TASK TO CARRY OUT: Search the records below for the word "forward" and show every line where it occurs.

PROVIDED ENTRIES:
§ §
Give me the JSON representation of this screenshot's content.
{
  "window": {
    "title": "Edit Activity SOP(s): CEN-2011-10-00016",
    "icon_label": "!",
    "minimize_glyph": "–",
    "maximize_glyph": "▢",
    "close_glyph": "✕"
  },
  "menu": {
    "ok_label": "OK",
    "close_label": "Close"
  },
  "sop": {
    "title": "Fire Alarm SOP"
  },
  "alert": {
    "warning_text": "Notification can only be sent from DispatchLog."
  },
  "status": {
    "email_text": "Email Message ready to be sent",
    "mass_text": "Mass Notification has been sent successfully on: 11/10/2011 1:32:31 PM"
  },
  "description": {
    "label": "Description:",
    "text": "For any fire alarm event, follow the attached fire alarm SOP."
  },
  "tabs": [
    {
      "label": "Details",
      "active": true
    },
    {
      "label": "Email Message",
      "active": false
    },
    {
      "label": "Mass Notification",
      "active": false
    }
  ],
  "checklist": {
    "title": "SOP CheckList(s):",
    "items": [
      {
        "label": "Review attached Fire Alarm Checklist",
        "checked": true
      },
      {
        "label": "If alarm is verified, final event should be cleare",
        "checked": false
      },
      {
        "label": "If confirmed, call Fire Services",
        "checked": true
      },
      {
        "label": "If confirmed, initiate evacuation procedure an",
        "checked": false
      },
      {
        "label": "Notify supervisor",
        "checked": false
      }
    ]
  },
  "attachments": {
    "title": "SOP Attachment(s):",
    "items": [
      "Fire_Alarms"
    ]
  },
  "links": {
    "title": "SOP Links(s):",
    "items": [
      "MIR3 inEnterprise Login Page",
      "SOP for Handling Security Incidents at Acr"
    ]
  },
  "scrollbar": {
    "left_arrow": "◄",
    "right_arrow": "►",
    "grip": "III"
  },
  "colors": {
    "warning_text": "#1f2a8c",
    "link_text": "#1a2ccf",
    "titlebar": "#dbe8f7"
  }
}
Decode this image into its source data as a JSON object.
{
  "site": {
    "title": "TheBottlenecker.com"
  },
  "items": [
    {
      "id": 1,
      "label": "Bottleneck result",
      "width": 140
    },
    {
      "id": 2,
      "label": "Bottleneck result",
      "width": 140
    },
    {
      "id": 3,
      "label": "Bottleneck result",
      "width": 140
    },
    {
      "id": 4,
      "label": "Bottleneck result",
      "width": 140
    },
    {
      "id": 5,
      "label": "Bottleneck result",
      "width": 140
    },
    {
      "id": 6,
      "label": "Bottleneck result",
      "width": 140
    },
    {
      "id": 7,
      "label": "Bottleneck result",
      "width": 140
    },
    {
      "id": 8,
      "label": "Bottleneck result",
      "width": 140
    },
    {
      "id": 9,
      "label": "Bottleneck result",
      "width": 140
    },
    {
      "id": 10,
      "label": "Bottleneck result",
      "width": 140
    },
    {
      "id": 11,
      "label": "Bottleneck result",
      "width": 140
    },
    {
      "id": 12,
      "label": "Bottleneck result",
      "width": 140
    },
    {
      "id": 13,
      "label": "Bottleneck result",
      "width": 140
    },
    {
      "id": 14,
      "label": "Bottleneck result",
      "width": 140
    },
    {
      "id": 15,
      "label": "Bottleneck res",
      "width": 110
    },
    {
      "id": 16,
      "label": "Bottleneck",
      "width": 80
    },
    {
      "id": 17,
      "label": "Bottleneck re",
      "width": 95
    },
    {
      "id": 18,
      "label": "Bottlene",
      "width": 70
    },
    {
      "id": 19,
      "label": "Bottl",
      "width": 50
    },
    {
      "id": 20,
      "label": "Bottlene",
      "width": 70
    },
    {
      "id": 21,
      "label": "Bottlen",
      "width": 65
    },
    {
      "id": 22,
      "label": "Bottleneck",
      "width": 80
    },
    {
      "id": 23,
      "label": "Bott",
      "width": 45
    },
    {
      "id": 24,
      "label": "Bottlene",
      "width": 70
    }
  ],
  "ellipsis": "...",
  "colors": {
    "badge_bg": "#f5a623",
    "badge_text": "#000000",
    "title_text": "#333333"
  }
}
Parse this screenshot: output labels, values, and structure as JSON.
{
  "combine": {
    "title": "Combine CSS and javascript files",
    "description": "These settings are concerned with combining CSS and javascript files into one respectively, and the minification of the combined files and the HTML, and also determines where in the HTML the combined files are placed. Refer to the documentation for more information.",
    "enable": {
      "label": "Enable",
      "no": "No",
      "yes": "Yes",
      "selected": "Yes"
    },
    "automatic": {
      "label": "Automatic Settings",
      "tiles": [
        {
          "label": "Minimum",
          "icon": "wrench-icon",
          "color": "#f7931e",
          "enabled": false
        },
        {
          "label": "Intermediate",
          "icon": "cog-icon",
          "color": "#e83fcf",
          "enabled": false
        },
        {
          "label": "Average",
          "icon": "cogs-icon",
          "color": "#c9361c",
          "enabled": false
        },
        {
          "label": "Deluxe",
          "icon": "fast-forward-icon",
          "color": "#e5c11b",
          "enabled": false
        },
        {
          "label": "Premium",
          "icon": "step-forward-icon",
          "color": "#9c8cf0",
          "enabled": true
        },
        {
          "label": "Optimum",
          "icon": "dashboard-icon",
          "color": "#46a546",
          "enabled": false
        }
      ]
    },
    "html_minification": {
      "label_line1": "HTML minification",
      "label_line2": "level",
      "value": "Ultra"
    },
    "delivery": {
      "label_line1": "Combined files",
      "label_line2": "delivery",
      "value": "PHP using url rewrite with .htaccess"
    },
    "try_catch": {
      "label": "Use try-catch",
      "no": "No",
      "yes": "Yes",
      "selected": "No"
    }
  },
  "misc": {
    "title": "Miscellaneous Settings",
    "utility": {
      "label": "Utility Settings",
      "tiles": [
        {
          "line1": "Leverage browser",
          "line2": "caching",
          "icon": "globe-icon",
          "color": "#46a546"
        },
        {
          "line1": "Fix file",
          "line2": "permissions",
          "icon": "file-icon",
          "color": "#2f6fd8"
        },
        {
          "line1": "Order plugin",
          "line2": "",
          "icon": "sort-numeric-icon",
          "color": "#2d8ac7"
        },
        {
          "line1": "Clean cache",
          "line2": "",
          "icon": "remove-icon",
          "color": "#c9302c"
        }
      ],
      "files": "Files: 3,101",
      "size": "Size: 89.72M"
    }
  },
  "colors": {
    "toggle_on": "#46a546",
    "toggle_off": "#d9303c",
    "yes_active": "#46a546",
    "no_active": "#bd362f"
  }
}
§ §
SOLUTION FOR THIS TASK:
          "icon": "fast-forward-icon",
          "icon": "step-forward-icon",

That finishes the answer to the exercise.